» **Task input**:
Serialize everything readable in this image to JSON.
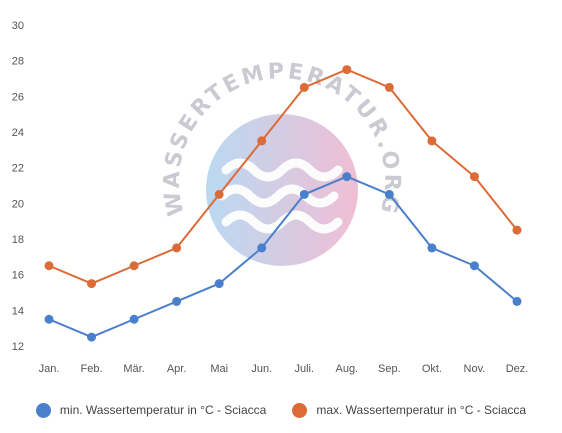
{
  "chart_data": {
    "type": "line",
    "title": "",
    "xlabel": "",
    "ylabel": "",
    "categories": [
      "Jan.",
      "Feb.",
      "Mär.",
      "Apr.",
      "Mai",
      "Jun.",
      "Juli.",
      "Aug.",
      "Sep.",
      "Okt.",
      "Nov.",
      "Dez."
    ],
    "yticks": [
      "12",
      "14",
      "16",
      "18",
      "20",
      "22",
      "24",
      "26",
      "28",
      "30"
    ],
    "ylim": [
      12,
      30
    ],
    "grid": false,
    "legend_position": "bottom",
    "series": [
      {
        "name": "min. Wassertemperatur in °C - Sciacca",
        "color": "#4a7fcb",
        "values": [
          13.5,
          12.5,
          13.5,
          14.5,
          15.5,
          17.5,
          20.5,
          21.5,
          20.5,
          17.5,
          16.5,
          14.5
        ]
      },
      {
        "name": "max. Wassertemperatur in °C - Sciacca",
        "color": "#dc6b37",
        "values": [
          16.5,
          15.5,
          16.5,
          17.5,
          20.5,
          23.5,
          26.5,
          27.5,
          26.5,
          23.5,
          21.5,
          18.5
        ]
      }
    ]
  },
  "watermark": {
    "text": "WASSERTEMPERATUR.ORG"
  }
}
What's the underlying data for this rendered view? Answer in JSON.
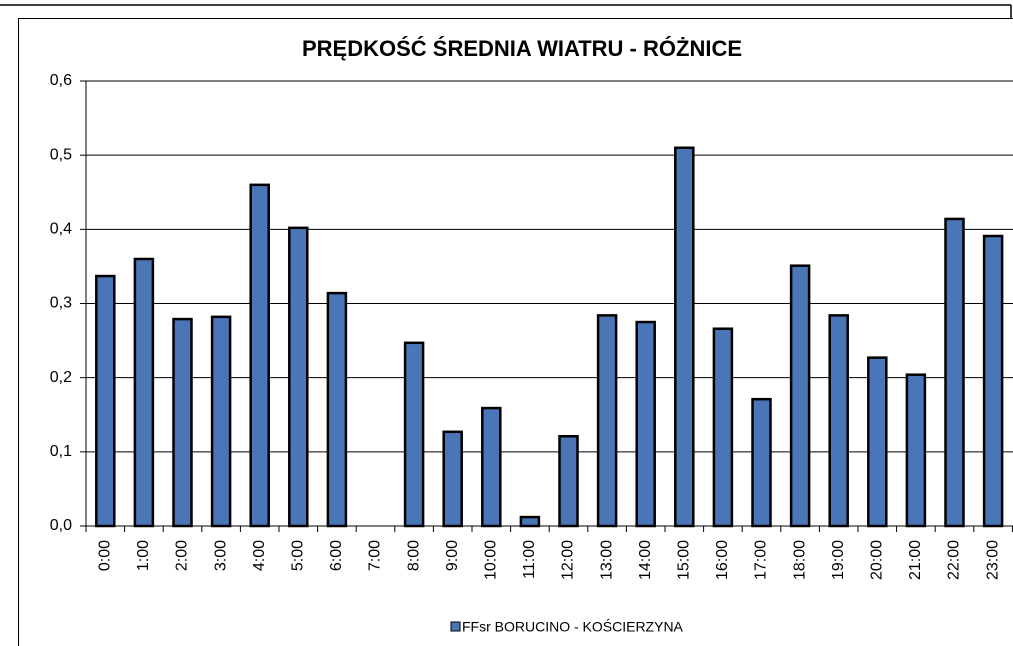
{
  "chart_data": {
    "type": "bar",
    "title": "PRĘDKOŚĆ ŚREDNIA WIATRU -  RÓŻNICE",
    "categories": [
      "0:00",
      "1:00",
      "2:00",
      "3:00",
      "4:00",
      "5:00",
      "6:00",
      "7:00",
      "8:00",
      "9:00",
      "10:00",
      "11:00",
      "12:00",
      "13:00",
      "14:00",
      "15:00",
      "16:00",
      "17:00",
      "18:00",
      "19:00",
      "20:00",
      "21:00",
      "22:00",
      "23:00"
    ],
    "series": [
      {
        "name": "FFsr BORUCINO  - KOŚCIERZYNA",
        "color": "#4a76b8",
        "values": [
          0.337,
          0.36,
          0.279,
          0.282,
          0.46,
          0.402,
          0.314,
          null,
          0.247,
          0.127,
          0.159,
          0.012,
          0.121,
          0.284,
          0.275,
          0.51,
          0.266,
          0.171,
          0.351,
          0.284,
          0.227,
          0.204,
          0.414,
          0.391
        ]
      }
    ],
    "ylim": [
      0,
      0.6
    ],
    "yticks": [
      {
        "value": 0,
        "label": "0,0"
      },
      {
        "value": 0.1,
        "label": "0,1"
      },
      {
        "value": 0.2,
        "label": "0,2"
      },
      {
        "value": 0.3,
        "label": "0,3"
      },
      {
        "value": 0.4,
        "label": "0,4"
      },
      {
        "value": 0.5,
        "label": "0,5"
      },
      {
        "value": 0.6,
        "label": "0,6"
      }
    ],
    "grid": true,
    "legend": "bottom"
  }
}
==
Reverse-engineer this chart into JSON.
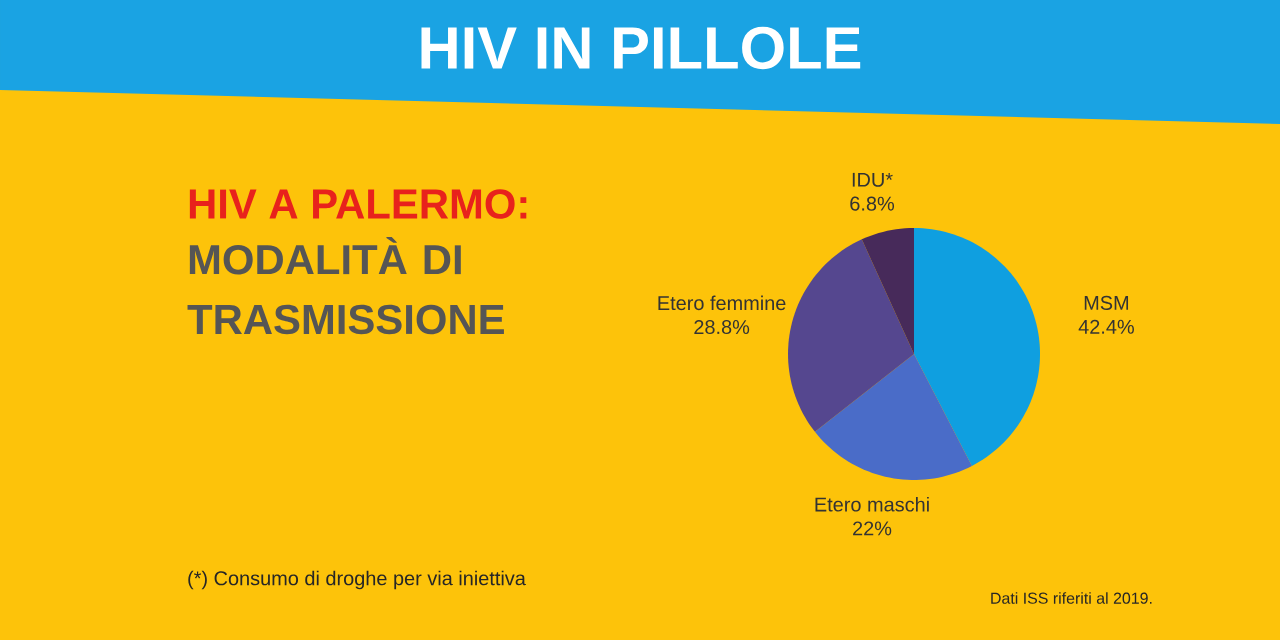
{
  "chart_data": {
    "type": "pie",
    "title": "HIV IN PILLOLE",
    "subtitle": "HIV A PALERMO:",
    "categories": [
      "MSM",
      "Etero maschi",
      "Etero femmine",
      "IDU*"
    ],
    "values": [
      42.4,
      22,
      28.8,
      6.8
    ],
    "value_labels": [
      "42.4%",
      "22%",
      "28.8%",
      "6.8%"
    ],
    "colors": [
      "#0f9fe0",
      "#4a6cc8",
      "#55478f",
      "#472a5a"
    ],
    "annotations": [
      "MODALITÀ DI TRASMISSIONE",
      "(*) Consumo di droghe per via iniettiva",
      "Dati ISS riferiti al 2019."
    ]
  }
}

» **What you are asked to do**: In the data above, tally the lines holding "Sciacca" and answer with the figure only.

» **Expected answer**: 2